(Records that describe figures)
begin

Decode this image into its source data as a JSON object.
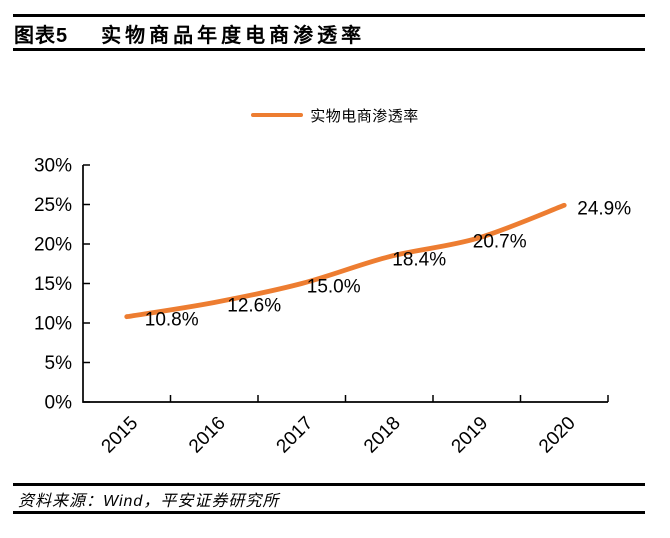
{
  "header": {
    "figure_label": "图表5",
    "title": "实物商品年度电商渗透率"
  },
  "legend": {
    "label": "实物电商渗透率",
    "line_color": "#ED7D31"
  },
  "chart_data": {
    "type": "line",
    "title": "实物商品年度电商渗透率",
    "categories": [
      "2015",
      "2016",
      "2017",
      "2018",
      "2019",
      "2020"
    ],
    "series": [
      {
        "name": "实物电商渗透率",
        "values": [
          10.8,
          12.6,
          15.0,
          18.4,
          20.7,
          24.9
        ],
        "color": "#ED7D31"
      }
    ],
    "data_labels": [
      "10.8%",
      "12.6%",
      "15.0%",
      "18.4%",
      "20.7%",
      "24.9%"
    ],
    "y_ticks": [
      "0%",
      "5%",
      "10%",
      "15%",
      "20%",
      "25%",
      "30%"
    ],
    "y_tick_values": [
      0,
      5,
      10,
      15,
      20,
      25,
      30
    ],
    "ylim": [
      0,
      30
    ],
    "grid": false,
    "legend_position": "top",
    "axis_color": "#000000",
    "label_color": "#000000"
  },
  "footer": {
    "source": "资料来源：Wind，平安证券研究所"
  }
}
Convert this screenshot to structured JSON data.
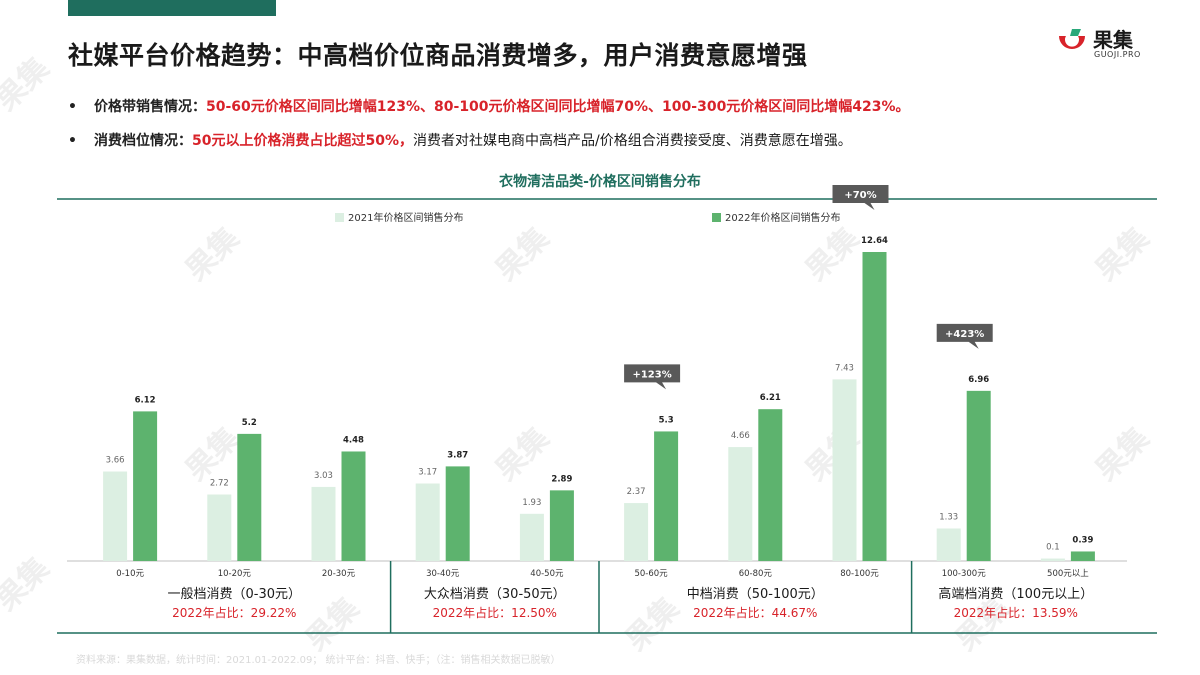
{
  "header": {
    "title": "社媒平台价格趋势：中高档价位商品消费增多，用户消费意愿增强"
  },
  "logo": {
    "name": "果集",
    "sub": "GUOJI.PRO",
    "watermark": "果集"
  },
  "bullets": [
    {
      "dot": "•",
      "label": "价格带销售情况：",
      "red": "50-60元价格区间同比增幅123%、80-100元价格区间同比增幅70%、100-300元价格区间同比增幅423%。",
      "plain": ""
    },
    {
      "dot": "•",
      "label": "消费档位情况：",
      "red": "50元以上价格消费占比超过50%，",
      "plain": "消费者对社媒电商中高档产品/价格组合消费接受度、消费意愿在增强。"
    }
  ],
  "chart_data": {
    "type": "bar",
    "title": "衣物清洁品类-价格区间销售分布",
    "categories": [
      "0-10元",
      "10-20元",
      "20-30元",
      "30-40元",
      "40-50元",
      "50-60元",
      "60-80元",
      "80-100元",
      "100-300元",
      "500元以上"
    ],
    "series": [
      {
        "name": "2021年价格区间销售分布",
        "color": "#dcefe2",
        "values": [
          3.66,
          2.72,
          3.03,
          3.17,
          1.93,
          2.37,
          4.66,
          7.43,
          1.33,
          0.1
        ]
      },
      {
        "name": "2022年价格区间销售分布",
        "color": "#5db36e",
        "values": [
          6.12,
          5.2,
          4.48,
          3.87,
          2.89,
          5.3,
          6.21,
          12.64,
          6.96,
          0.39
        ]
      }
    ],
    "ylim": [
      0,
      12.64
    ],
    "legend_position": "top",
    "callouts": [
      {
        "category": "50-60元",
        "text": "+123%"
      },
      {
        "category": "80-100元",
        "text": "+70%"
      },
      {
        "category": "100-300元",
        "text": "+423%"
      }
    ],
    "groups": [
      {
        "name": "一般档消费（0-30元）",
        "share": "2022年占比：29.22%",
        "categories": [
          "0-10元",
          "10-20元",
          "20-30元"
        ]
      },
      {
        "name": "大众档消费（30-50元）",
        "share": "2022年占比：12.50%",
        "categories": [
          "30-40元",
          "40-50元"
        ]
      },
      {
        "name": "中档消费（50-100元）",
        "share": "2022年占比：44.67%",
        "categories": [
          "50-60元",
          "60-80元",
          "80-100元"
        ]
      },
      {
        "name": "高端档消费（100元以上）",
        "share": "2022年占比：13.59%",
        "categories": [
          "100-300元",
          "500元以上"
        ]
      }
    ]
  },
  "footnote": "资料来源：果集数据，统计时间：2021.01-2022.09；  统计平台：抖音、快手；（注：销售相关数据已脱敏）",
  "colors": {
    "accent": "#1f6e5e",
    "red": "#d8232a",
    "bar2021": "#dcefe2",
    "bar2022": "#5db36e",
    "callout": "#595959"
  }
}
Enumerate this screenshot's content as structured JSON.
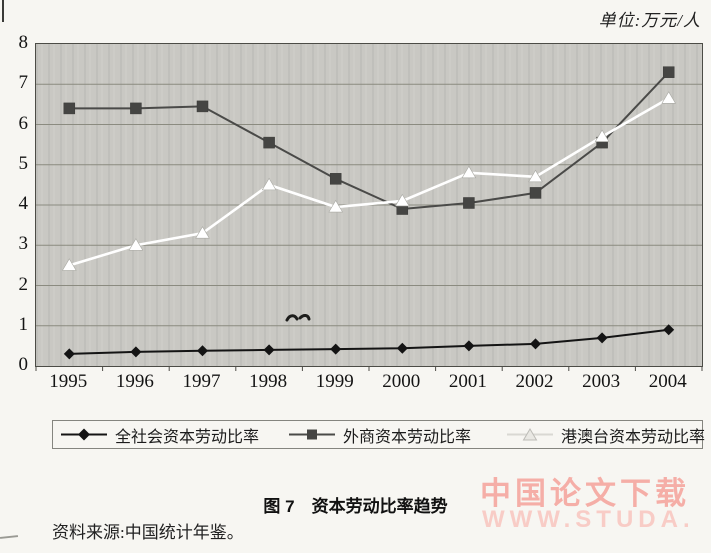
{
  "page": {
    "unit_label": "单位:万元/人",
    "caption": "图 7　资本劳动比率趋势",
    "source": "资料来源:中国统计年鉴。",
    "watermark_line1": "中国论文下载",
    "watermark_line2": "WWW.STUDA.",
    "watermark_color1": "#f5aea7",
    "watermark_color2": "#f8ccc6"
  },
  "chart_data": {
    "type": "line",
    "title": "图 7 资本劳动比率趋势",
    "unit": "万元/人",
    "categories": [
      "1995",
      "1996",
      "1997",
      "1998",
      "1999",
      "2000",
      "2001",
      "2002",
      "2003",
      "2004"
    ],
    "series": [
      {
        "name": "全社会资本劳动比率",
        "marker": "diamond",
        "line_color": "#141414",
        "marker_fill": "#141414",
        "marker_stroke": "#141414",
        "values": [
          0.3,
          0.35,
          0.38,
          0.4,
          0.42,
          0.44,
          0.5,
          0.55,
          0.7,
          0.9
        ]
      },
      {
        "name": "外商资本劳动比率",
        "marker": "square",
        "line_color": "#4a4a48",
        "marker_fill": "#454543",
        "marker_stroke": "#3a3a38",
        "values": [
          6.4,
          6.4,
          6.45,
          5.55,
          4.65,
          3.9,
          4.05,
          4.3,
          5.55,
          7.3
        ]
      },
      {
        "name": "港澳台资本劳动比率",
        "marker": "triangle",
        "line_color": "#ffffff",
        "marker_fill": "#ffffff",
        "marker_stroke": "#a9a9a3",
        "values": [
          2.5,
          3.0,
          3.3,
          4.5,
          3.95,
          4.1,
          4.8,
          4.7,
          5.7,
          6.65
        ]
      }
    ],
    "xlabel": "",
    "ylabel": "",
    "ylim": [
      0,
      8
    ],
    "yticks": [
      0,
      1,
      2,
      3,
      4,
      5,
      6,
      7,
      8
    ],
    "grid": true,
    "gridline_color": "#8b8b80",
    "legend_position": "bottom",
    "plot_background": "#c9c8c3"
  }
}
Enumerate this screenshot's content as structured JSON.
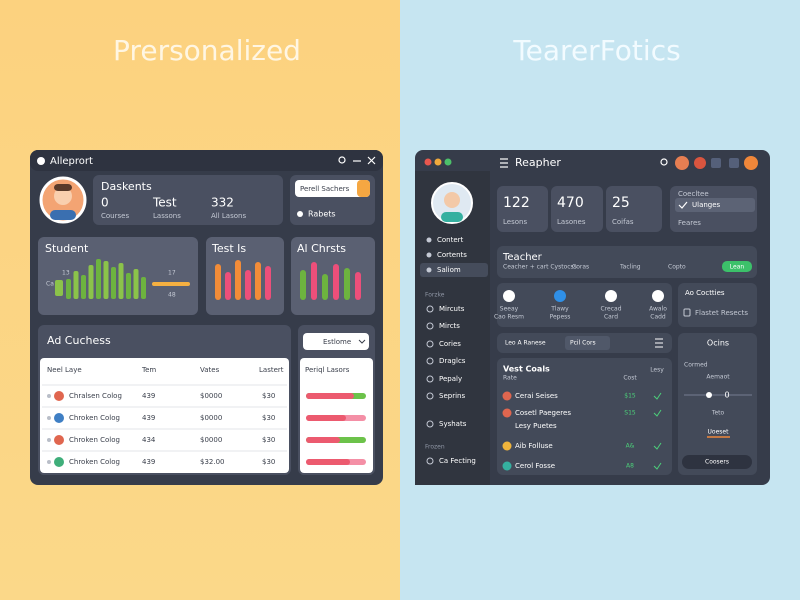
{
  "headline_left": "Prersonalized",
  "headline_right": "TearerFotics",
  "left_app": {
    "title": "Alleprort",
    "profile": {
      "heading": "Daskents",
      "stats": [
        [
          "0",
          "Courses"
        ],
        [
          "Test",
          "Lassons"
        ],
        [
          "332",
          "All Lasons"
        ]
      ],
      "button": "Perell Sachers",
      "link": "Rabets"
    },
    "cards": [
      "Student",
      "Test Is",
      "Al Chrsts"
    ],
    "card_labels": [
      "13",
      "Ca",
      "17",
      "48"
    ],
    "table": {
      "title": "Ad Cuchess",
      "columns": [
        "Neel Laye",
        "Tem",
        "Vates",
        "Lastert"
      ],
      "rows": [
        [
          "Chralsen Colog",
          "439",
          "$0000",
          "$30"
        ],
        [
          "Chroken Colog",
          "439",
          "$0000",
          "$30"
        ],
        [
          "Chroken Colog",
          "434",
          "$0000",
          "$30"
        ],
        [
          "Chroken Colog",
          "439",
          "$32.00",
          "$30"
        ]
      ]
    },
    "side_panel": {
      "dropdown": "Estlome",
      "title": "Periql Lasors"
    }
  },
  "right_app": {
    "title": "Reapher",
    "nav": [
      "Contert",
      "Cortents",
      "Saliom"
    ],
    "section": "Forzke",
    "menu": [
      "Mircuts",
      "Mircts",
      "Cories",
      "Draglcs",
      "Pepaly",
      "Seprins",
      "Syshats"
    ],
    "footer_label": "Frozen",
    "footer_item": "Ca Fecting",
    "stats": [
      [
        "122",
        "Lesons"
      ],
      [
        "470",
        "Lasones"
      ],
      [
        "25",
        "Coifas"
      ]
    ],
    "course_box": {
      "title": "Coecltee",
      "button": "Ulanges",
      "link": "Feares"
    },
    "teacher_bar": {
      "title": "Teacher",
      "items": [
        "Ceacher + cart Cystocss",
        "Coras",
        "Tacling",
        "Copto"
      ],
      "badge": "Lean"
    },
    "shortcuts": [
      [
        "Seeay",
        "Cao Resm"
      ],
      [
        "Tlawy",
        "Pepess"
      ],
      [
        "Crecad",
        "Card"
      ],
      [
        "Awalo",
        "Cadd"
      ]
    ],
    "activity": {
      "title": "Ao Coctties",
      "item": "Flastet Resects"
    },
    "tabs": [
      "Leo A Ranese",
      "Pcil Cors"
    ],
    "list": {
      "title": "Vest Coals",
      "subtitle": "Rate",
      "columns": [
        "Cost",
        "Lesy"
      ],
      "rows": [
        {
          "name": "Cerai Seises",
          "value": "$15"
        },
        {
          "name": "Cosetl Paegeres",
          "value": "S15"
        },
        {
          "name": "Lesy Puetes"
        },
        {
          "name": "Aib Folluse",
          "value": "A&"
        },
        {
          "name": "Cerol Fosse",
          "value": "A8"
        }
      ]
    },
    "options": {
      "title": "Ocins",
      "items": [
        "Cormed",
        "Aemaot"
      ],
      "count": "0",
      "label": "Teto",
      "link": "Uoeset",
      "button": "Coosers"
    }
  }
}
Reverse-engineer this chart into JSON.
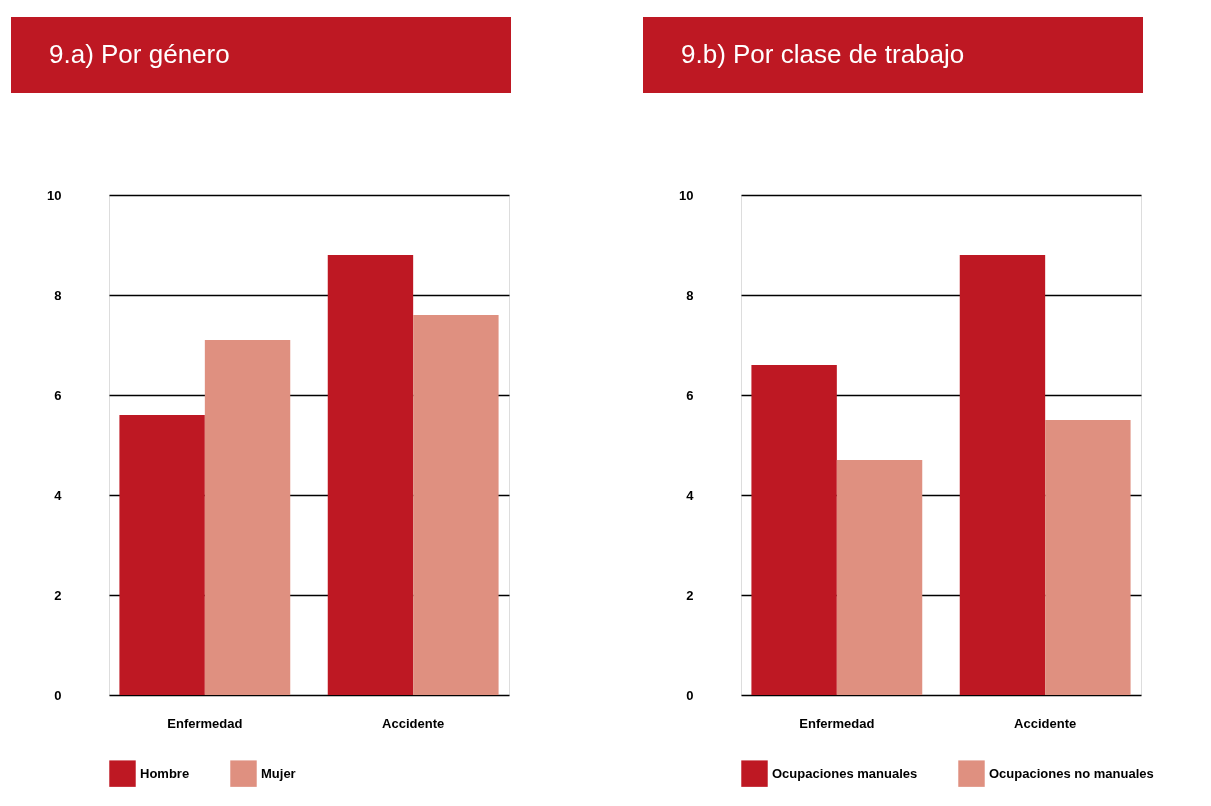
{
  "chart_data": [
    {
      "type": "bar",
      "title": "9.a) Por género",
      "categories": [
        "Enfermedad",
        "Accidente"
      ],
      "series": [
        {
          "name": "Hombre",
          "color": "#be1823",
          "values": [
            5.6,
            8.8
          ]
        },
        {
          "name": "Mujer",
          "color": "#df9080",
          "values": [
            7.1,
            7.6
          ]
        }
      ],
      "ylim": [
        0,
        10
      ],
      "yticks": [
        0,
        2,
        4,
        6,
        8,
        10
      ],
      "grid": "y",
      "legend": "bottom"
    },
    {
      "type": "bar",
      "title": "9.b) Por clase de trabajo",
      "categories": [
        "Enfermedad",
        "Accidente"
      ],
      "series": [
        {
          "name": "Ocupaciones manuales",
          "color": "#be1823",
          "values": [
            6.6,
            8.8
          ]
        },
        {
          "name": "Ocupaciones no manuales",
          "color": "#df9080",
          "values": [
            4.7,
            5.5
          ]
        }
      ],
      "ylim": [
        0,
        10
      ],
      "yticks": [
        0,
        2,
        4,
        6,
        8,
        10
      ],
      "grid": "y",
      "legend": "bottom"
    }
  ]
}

end

WHAT YOU WILL DO: Determine the number of lines where the string "share" occurs, and give that number only.

ANSWER TO THE PROBLEM: 4